**OBJECTIVE**
Transcribe the records that follow. Keep every word exactly, and drop the pictures.

**Entries from a visual dataset**
_ _ _ _

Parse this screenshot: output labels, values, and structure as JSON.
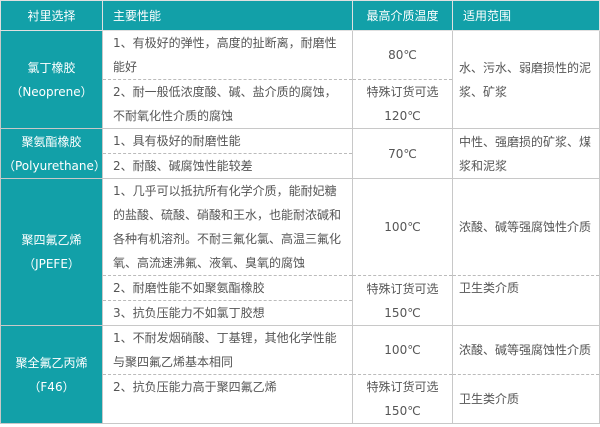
{
  "headers": [
    "衬里选择",
    "主要性能",
    "最高介质温度",
    "适用范围"
  ],
  "rows": [
    {
      "name": "氯丁橡胶",
      "code": "（Neoprene）",
      "props": [
        "1、有极好的弹性，高度的扯断离，耐磨性能好",
        "2、耐一般低浓度酸、碱、盐介质的腐蚀，不耐氧化性介质的腐蚀"
      ],
      "temp": [
        "80℃",
        "特殊订货可选",
        "120℃"
      ],
      "use": [
        "水、污水、弱磨损性的泥浆、矿浆"
      ]
    },
    {
      "name": "聚氨酯橡胶",
      "code": "（Polyurethane）",
      "props": [
        "1、具有极好的耐磨性能",
        "2、耐酸、碱腐蚀性能较差"
      ],
      "temp": [
        "70℃"
      ],
      "use": [
        "中性、强磨损的矿浆、煤浆和泥浆"
      ]
    },
    {
      "name": "聚四氟乙烯",
      "code": "（JPEFE）",
      "props": [
        "1、几乎可以抵抗所有化学介质，能耐妃糖的盐酸、硫酸、硝酸和王水，也能耐浓碱和各种有机溶剂。不耐三氟化氯、高温三氟化氧、高流速沸氟、液氧、臭氧的腐蚀",
        "2、耐磨性能不如聚氨酯橡胶",
        "3、抗负压能力不如氯丁胶想"
      ],
      "temp": [
        "100℃",
        "特殊订货可选",
        "150℃"
      ],
      "use": [
        "浓酸、碱等强腐蚀性介质",
        "卫生类介质"
      ]
    },
    {
      "name": "聚全氟乙丙烯",
      "code": "（F46）",
      "props": [
        "1、不耐发烟硝酸、丁基锂，其他化学性能与聚四氟乙烯基本相同",
        "2、抗负压能力高于聚四氟乙烯"
      ],
      "temp": [
        "100℃",
        "特殊订货可选",
        "150℃"
      ],
      "use": [
        "浓酸、碱等强腐蚀性介质",
        "卫生类介质"
      ]
    }
  ],
  "colors": {
    "header_bg": "#12a0a8",
    "text": "#555555",
    "border": "#c8c8c8"
  }
}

_ _ _ _

**WRITTEN RESPONSE**
Parse this screenshot: output labels, values, and structure as JSON.
{
  "headers": [
    "衬里选择",
    "主要性能",
    "最高介质温度",
    "适用范围"
  ],
  "rows": [
    {
      "name": "氯丁橡胶",
      "code": "（Neoprene）",
      "props": [
        "1、有极好的弹性，高度的扯断离，耐磨性能好",
        "2、耐一般低浓度酸、碱、盐介质的腐蚀，不耐氧化性介质的腐蚀"
      ],
      "temp": [
        "80℃",
        "特殊订货可选",
        "120℃"
      ],
      "use": [
        "水、污水、弱磨损性的泥浆、矿浆"
      ]
    },
    {
      "name": "聚氨酯橡胶",
      "code": "（Polyurethane）",
      "props": [
        "1、具有极好的耐磨性能",
        "2、耐酸、碱腐蚀性能较差"
      ],
      "temp": [
        "70℃"
      ],
      "use": [
        "中性、强磨损的矿浆、煤浆和泥浆"
      ]
    },
    {
      "name": "聚四氟乙烯",
      "code": "（JPEFE）",
      "props": [
        "1、几乎可以抵抗所有化学介质，能耐妃糖的盐酸、硫酸、硝酸和王水，也能耐浓碱和各种有机溶剂。不耐三氟化氯、高温三氟化氧、高流速沸氟、液氧、臭氧的腐蚀",
        "2、耐磨性能不如聚氨酯橡胶",
        "3、抗负压能力不如氯丁胶想"
      ],
      "temp": [
        "100℃",
        "特殊订货可选",
        "150℃"
      ],
      "use": [
        "浓酸、碱等强腐蚀性介质",
        "卫生类介质"
      ]
    },
    {
      "name": "聚全氟乙丙烯",
      "code": "（F46）",
      "props": [
        "1、不耐发烟硝酸、丁基锂，其他化学性能与聚四氟乙烯基本相同",
        "2、抗负压能力高于聚四氟乙烯"
      ],
      "temp": [
        "100℃",
        "特殊订货可选",
        "150℃"
      ],
      "use": [
        "浓酸、碱等强腐蚀性介质",
        "卫生类介质"
      ]
    }
  ],
  "colors": {
    "header_bg": "#12a0a8",
    "text": "#555555",
    "border": "#c8c8c8"
  }
}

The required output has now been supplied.